A run of records
# # #

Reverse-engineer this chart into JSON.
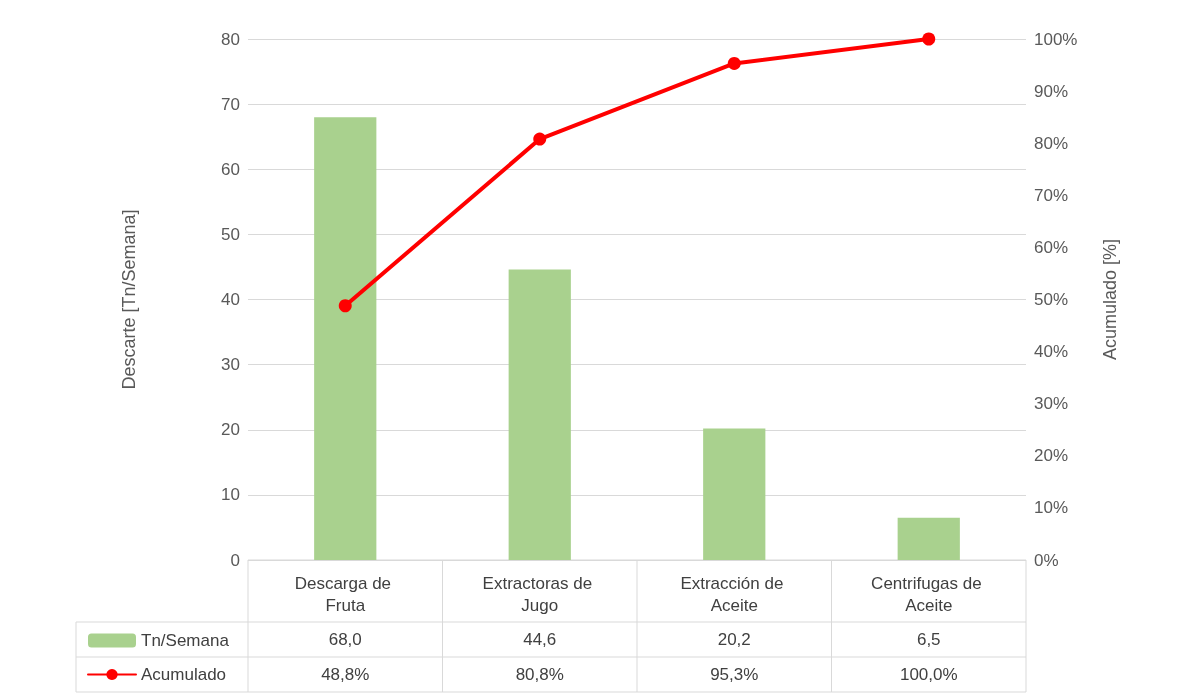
{
  "chart_data": {
    "type": "bar",
    "ylabel": "Descarte [Tn/Semana]",
    "y2label": "Acumulado [%]",
    "categories": [
      "Descarga de Fruta",
      "Extractoras de Jugo",
      "Extracción de Aceite",
      "Centrifugas de Aceite"
    ],
    "series": [
      {
        "name": "Tn/Semana",
        "color": "#a9d18e",
        "values": [
          68.0,
          44.6,
          20.2,
          6.5
        ],
        "value_labels": [
          "68,0",
          "44,6",
          "20,2",
          "6,5"
        ]
      },
      {
        "name": "Acumulado",
        "type": "line",
        "axis": "y2",
        "color": "#ff0000",
        "marker": "circle",
        "values": [
          48.8,
          80.8,
          95.3,
          100.0
        ],
        "value_labels": [
          "48,8%",
          "80,8%",
          "95,3%",
          "100,0%"
        ]
      }
    ],
    "ylim": [
      0,
      80
    ],
    "yticks": [
      0,
      10,
      20,
      30,
      40,
      50,
      60,
      70,
      80
    ],
    "y2lim": [
      0,
      100
    ],
    "y2ticks": [
      {
        "value": 0,
        "label": "0%"
      },
      {
        "value": 10,
        "label": "10%"
      },
      {
        "value": 20,
        "label": "20%"
      },
      {
        "value": 30,
        "label": "30%"
      },
      {
        "value": 40,
        "label": "40%"
      },
      {
        "value": 50,
        "label": "50%"
      },
      {
        "value": 60,
        "label": "60%"
      },
      {
        "value": 70,
        "label": "70%"
      },
      {
        "value": 80,
        "label": "80%"
      },
      {
        "value": 90,
        "label": "90%"
      },
      {
        "value": 100,
        "label": "100%"
      }
    ],
    "grid": "y",
    "legend": "bottom left"
  }
}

# # #

PROBLEM TO WORK ON: Reproduce every line exactly and omit all pictures.

CORRECT RESULT:
Reverse-engineer this chart into JSON.
{
  "chart_data": {
    "type": "bar",
    "ylabel": "Descarte [Tn/Semana]",
    "y2label": "Acumulado [%]",
    "categories": [
      "Descarga de Fruta",
      "Extractoras de Jugo",
      "Extracción de Aceite",
      "Centrifugas de Aceite"
    ],
    "series": [
      {
        "name": "Tn/Semana",
        "color": "#a9d18e",
        "values": [
          68.0,
          44.6,
          20.2,
          6.5
        ],
        "value_labels": [
          "68,0",
          "44,6",
          "20,2",
          "6,5"
        ]
      },
      {
        "name": "Acumulado",
        "type": "line",
        "axis": "y2",
        "color": "#ff0000",
        "marker": "circle",
        "values": [
          48.8,
          80.8,
          95.3,
          100.0
        ],
        "value_labels": [
          "48,8%",
          "80,8%",
          "95,3%",
          "100,0%"
        ]
      }
    ],
    "ylim": [
      0,
      80
    ],
    "yticks": [
      0,
      10,
      20,
      30,
      40,
      50,
      60,
      70,
      80
    ],
    "y2lim": [
      0,
      100
    ],
    "y2ticks": [
      {
        "value": 0,
        "label": "0%"
      },
      {
        "value": 10,
        "label": "10%"
      },
      {
        "value": 20,
        "label": "20%"
      },
      {
        "value": 30,
        "label": "30%"
      },
      {
        "value": 40,
        "label": "40%"
      },
      {
        "value": 50,
        "label": "50%"
      },
      {
        "value": 60,
        "label": "60%"
      },
      {
        "value": 70,
        "label": "70%"
      },
      {
        "value": 80,
        "label": "80%"
      },
      {
        "value": 90,
        "label": "90%"
      },
      {
        "value": 100,
        "label": "100%"
      }
    ],
    "grid": "y",
    "legend": "bottom left"
  }
}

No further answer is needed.